YOUR GOAL:
Copy out the entries in full and with complete accuracy; pictures are excluded.

[Records from a data source]
· · · · ·

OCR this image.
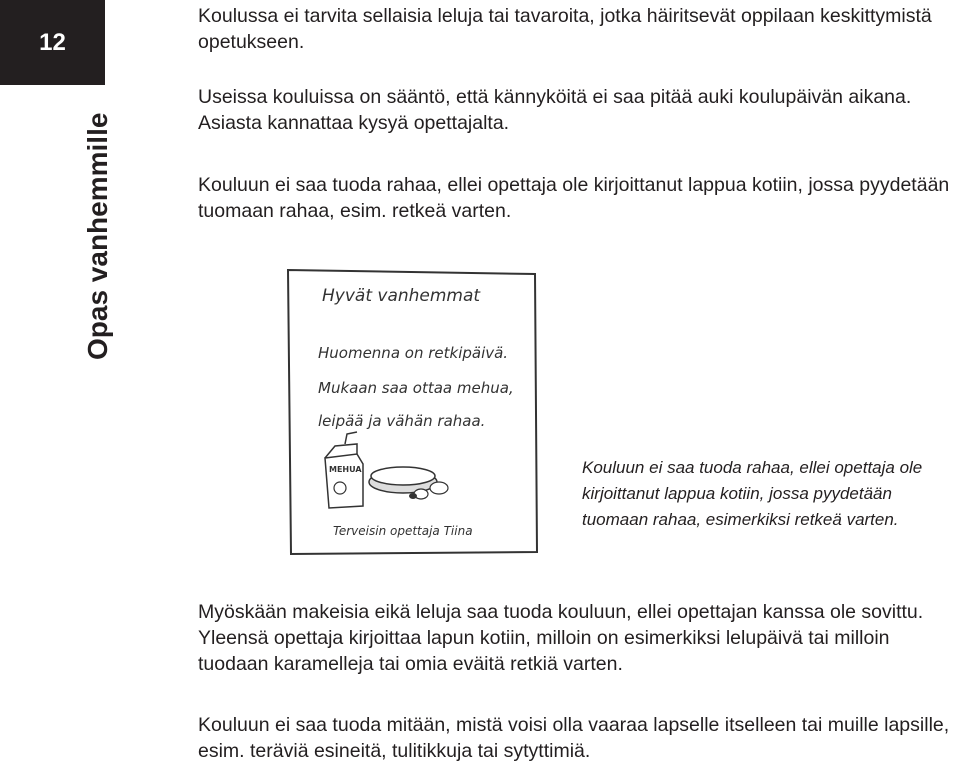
12
Opas vanhemmille

Koulussa ei tarvita sellaisia leluja tai tavaroita, jotka häiritsevät oppilaan keskittymistä opetukseen.

Useissa kouluissa on sääntö, että kännyköitä ei saa pitää auki koulupäivän aikana. Asiasta kannattaa kysyä opettajalta.

Kouluun ei saa tuoda rahaa, ellei opettaja ole kirjoittanut lappua kotiin, jossa pyydetään tuomaan rahaa, esim. retkeä varten.

Hyvät vanhemmat
Huomenna on retkipäivä.
Mukaan saa ottaa mehua,
leipää ja vähän rahaa.
MEHUA
Terveisin opettaja Tiina

Kouluun ei saa tuoda rahaa, ellei opettaja ole kirjoittanut lappua kotiin, jossa pyydetään tuomaan rahaa, esimerkiksi retkeä varten.

Myöskään makeisia eikä leluja saa tuoda kouluun, ellei opettajan kanssa ole sovittu. Yleensä opettaja kirjoittaa lapun kotiin, milloin on esimerkiksi lelupäivä tai milloin tuodaan karamelleja tai omia eväitä retkiä varten.

Kouluun ei saa tuoda mitään, mistä voisi olla vaaraa lapselle itselleen tai muille lapsille, esim. teräviä esineitä, tulitikkuja tai sytyttimiä.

· · · · ·

ANSWER TO THE EXERCISE:
OCR this image.
12
Opas vanhemmille

Koulussa ei tarvita sellaisia leluja tai tavaroita, jotka häiritsevät oppilaan keskittymistä opetukseen.

Useissa kouluissa on sääntö, että kännyköitä ei saa pitää auki koulupäivän aikana. Asiasta kannattaa kysyä opettajalta.

Kouluun ei saa tuoda rahaa, ellei opettaja ole kirjoittanut lappua kotiin, jossa pyydetään tuomaan rahaa, esim. retkeä varten.

Hyvät vanhemmat
Huomenna on retkipäivä.
Mukaan saa ottaa mehua,
leipää ja vähän rahaa.
MEHUA
Terveisin opettaja Tiina

Kouluun ei saa tuoda rahaa, ellei opettaja ole kirjoittanut lappua kotiin, jossa pyydetään tuomaan rahaa, esimerkiksi retkeä varten.

Myöskään makeisia eikä leluja saa tuoda kouluun, ellei opettajan kanssa ole sovittu. Yleensä opettaja kirjoittaa lapun kotiin, milloin on esimerkiksi lelupäivä tai milloin tuodaan karamelleja tai omia eväitä retkiä varten.

Kouluun ei saa tuoda mitään, mistä voisi olla vaaraa lapselle itselleen tai muille lapsille, esim. teräviä esineitä, tulitikkuja tai sytyttimiä.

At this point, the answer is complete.